Items from a dataset
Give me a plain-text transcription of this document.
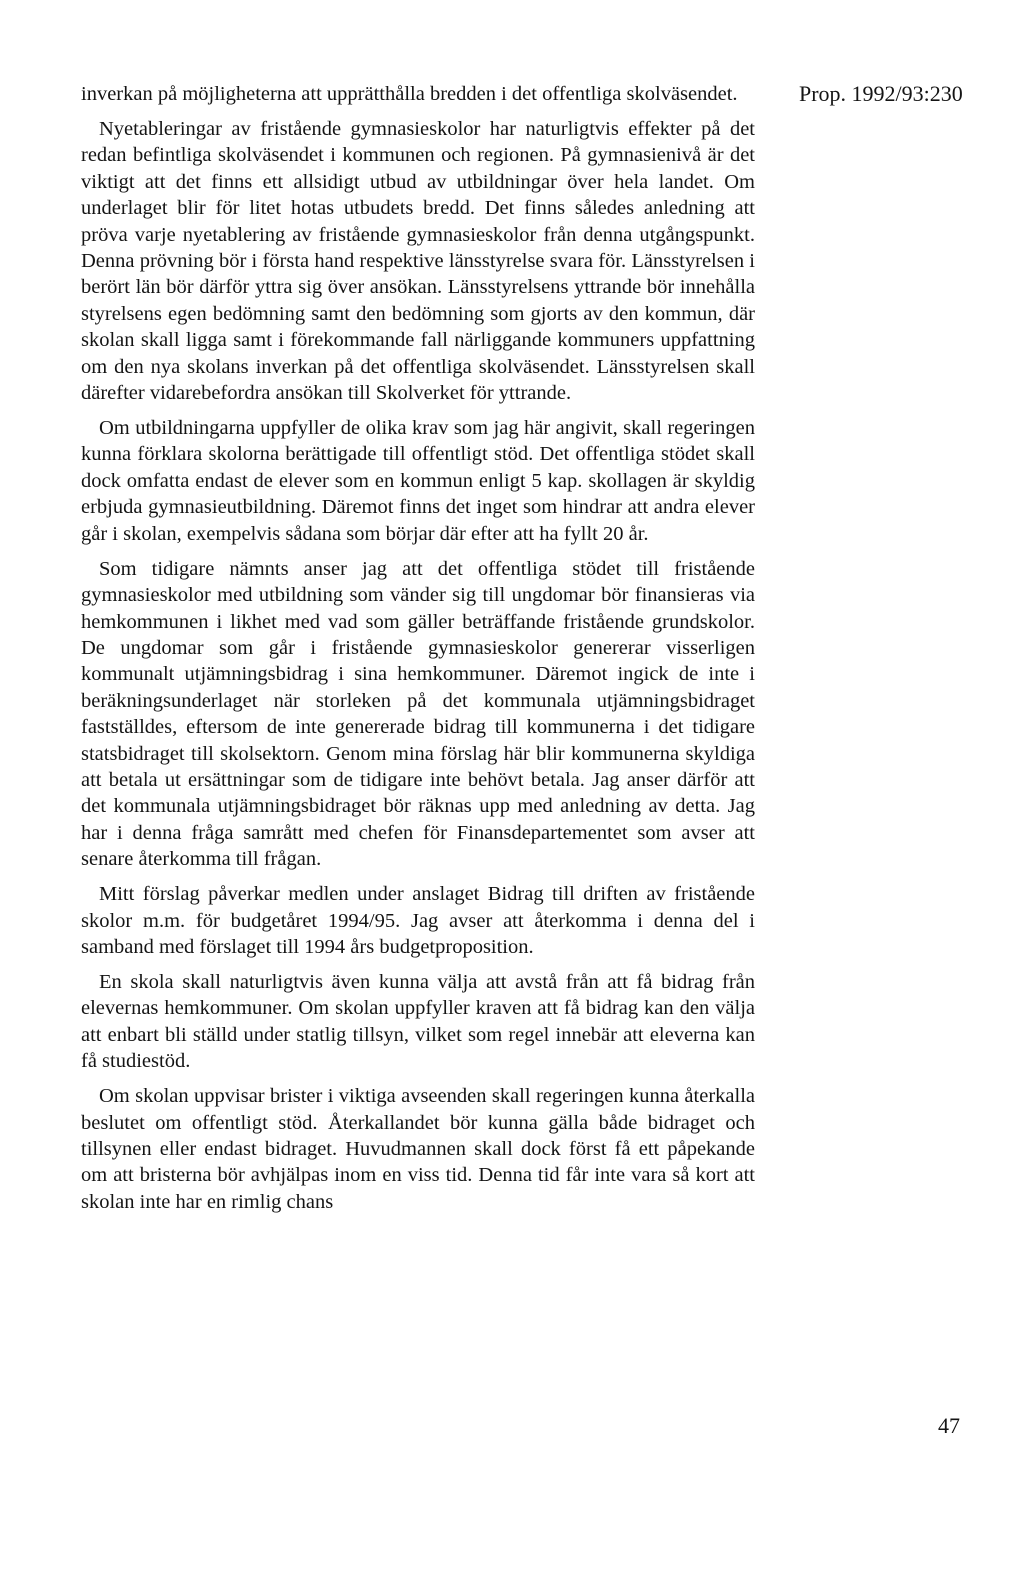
Prop. 1992/93:230

inverkan på möjligheterna att upprätthålla bredden i det offentliga skolväsendet.

Nyetableringar av fristående gymnasieskolor har naturligtvis effekter på det redan befintliga skolväsendet i kommunen och regionen. På gymnasienivå är det viktigt att det finns ett allsidigt utbud av utbildningar över hela landet. Om underlaget blir för litet hotas utbudets bredd. Det finns således anledning att pröva varje nyetablering av fristående gymnasieskolor från denna utgångspunkt. Denna prövning bör i första hand respektive länsstyrelse svara för. Länsstyrelsen i berört län bör därför yttra sig över ansökan. Länsstyrelsens yttrande bör innehålla styrelsens egen bedömning samt den bedömning som gjorts av den kommun, där skolan skall ligga samt i förekommande fall närliggande kommuners uppfattning om den nya skolans inverkan på det offentliga skolväsendet. Länsstyrelsen skall därefter vidarebefordra ansökan till Skolverket för yttrande.

Om utbildningarna uppfyller de olika krav som jag här angivit, skall regeringen kunna förklara skolorna berättigade till offentligt stöd. Det offentliga stödet skall dock omfatta endast de elever som en kommun enligt 5 kap. skollagen är skyldig erbjuda gymnasieutbildning. Däremot finns det inget som hindrar att andra elever går i skolan, exempelvis sådana som börjar där efter att ha fyllt 20 år.

Som tidigare nämnts anser jag att det offentliga stödet till fristående gymnasieskolor med utbildning som vänder sig till ungdomar bör finansieras via hemkommunen i likhet med vad som gäller beträffande fristående grundskolor. De ungdomar som går i fristående gymnasieskolor genererar visserligen kommunalt utjämningsbidrag i sina hemkommuner. Däremot ingick de inte i beräkningsunderlaget när storleken på det kommunala utjämningsbidraget fastställdes, eftersom de inte genererade bidrag till kommunerna i det tidigare statsbidraget till skolsektorn. Genom mina förslag här blir kommunerna skyldiga att betala ut ersättningar som de tidigare inte behövt betala. Jag anser därför att det kommunala utjämningsbidraget bör räknas upp med anledning av detta. Jag har i denna fråga samrått med chefen för Finansdepartementet som avser att senare återkomma till frågan.

Mitt förslag påverkar medlen under anslaget Bidrag till driften av fristående skolor m.m. för budgetåret 1994/95. Jag avser att återkomma i denna del i samband med förslaget till 1994 års budgetproposition.

En skola skall naturligtvis även kunna välja att avstå från att få bidrag från elevernas hemkommuner. Om skolan uppfyller kraven att få bidrag kan den välja att enbart bli ställd under statlig tillsyn, vilket som regel innebär att eleverna kan få studiestöd.

Om skolan uppvisar brister i viktiga avseenden skall regeringen kunna återkalla beslutet om offentligt stöd. Återkallandet bör kunna gälla både bidraget och tillsynen eller endast bidraget. Huvudmannen skall dock först få ett påpekande om att bristerna bör avhjälpas inom en viss tid. Denna tid får inte vara så kort att skolan inte har en rimlig chans

47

THE TASK> Any pictures above are to be left out. Retype the rest of the records exactly.

WRITTEN SOLUTION>
Give me a plain-text transcription of this document.
Prop. 1992/93:230

inverkan på möjligheterna att upprätthålla bredden i det offentliga skolväsendet.

Nyetableringar av fristående gymnasieskolor har naturligtvis effekter på det redan befintliga skolväsendet i kommunen och regionen. På gymnasienivå är det viktigt att det finns ett allsidigt utbud av utbildningar över hela landet. Om underlaget blir för litet hotas utbudets bredd. Det finns således anledning att pröva varje nyetablering av fristående gymnasieskolor från denna utgångspunkt. Denna prövning bör i första hand respektive länsstyrelse svara för. Länsstyrelsen i berört län bör därför yttra sig över ansökan. Länsstyrelsens yttrande bör innehålla styrelsens egen bedömning samt den bedömning som gjorts av den kommun, där skolan skall ligga samt i förekommande fall närliggande kommuners uppfattning om den nya skolans inverkan på det offentliga skolväsendet. Länsstyrelsen skall därefter vidarebefordra ansökan till Skolverket för yttrande.

Om utbildningarna uppfyller de olika krav som jag här angivit, skall regeringen kunna förklara skolorna berättigade till offentligt stöd. Det offentliga stödet skall dock omfatta endast de elever som en kommun enligt 5 kap. skollagen är skyldig erbjuda gymnasieutbildning. Däremot finns det inget som hindrar att andra elever går i skolan, exempelvis sådana som börjar där efter att ha fyllt 20 år.

Som tidigare nämnts anser jag att det offentliga stödet till fristående gymnasieskolor med utbildning som vänder sig till ungdomar bör finansieras via hemkommunen i likhet med vad som gäller beträffande fristående grundskolor. De ungdomar som går i fristående gymnasieskolor genererar visserligen kommunalt utjämningsbidrag i sina hemkommuner. Däremot ingick de inte i beräkningsunderlaget när storleken på det kommunala utjämningsbidraget fastställdes, eftersom de inte genererade bidrag till kommunerna i det tidigare statsbidraget till skolsektorn. Genom mina förslag här blir kommunerna skyldiga att betala ut ersättningar som de tidigare inte behövt betala. Jag anser därför att det kommunala utjämningsbidraget bör räknas upp med anledning av detta. Jag har i denna fråga samrått med chefen för Finansdepartementet som avser att senare återkomma till frågan.

Mitt förslag påverkar medlen under anslaget Bidrag till driften av fristående skolor m.m. för budgetåret 1994/95. Jag avser att återkomma i denna del i samband med förslaget till 1994 års budgetproposition.

En skola skall naturligtvis även kunna välja att avstå från att få bidrag från elevernas hemkommuner. Om skolan uppfyller kraven att få bidrag kan den välja att enbart bli ställd under statlig tillsyn, vilket som regel innebär att eleverna kan få studiestöd.

Om skolan uppvisar brister i viktiga avseenden skall regeringen kunna återkalla beslutet om offentligt stöd. Återkallandet bör kunna gälla både bidraget och tillsynen eller endast bidraget. Huvudmannen skall dock först få ett påpekande om att bristerna bör avhjälpas inom en viss tid. Denna tid får inte vara så kort att skolan inte har en rimlig chans

47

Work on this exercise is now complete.